→ **Written request**
Repeat the material below exactly, with no pictures.

→ **Record list**

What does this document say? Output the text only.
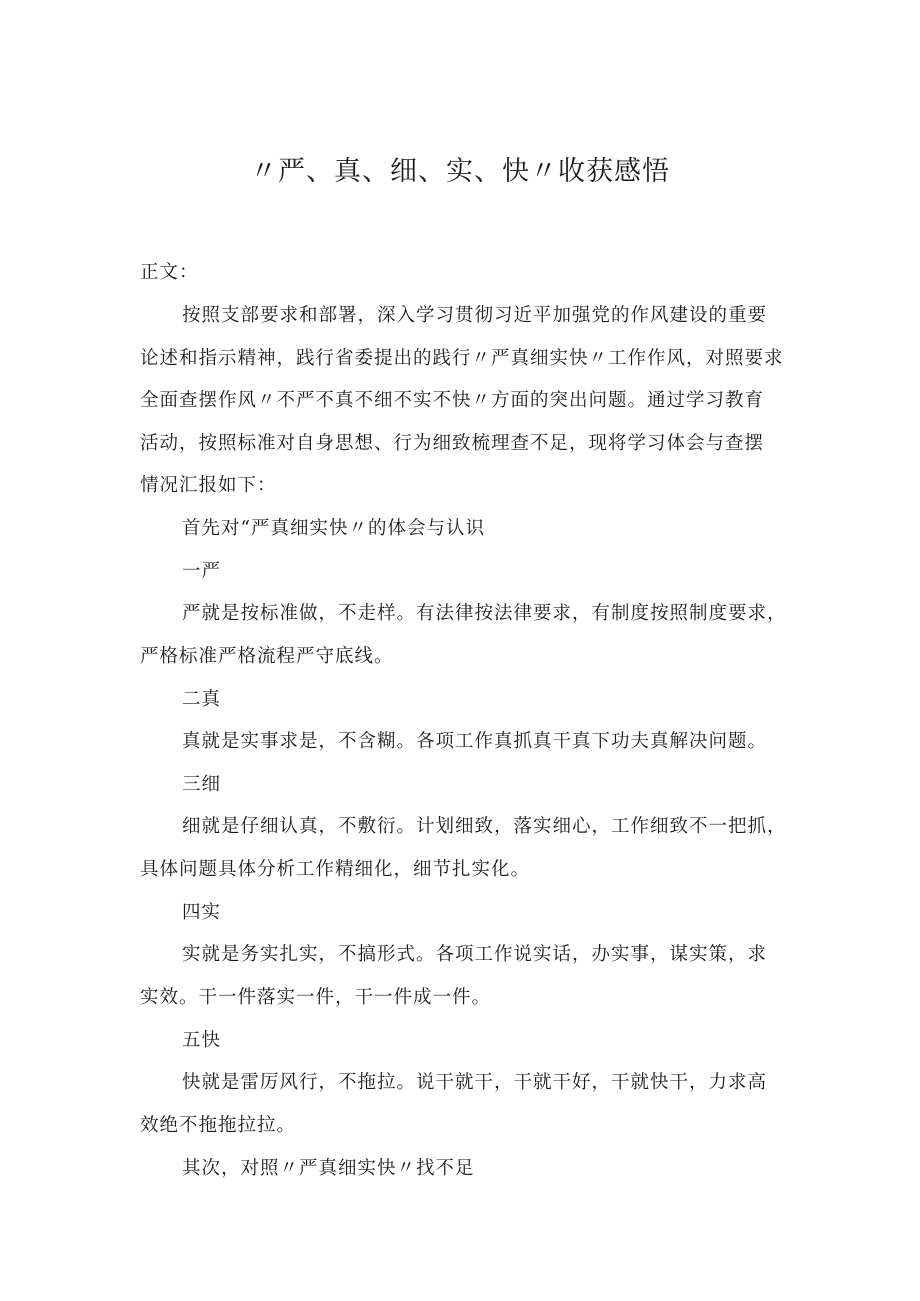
〃严、真、细、实、快〃收获感悟
正文：
按照支部要求和部署，深入学习贯彻习近平加强党的作风建设的重要
论述和指示精神，践行省委提出的践行〃严真细实快〃工作作风，对照要求
全面查摆作风〃不严不真不细不实不快〃方面的突出问题。通过学习教育
活动，按照标准对自身思想、行为细致梳理查不足，现将学习体会与查摆
情况汇报如下：
首先对“严真细实快〃的体会与认识
一严
严就是按标准做，不走样。有法律按法律要求，有制度按照制度要求，
严格标准严格流程严守底线。
二真
真就是实事求是，不含糊。各项工作真抓真干真下功夫真解决问题。
三细
细就是仔细认真，不敷衍。计划细致，落实细心，工作细致不一把抓，
具体问题具体分析工作精细化，细节扎实化。
四实
实就是务实扎实，不搞形式。各项工作说实话，办实事，谋实策，求
实效。干一件落实一件，干一件成一件。
五快
快就是雷厉风行，不拖拉。说干就干，干就干好，干就快干，力求高
效绝不拖拖拉拉。
其次，对照〃严真细实快〃找不足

→ **Completed exercise**
What does this document say? Output the text only.
〃严、真、细、实、快〃收获感悟
正文：
按照支部要求和部署，深入学习贯彻习近平加强党的作风建设的重要
论述和指示精神，践行省委提出的践行〃严真细实快〃工作作风，对照要求
全面查摆作风〃不严不真不细不实不快〃方面的突出问题。通过学习教育
活动，按照标准对自身思想、行为细致梳理查不足，现将学习体会与查摆
情况汇报如下：
首先对“严真细实快〃的体会与认识
一严
严就是按标准做，不走样。有法律按法律要求，有制度按照制度要求，
严格标准严格流程严守底线。
二真
真就是实事求是，不含糊。各项工作真抓真干真下功夫真解决问题。
三细
细就是仔细认真，不敷衍。计划细致，落实细心，工作细致不一把抓，
具体问题具体分析工作精细化，细节扎实化。
四实
实就是务实扎实，不搞形式。各项工作说实话，办实事，谋实策，求
实效。干一件落实一件，干一件成一件。
五快
快就是雷厉风行，不拖拉。说干就干，干就干好，干就快干，力求高
效绝不拖拖拉拉。
其次，对照〃严真细实快〃找不足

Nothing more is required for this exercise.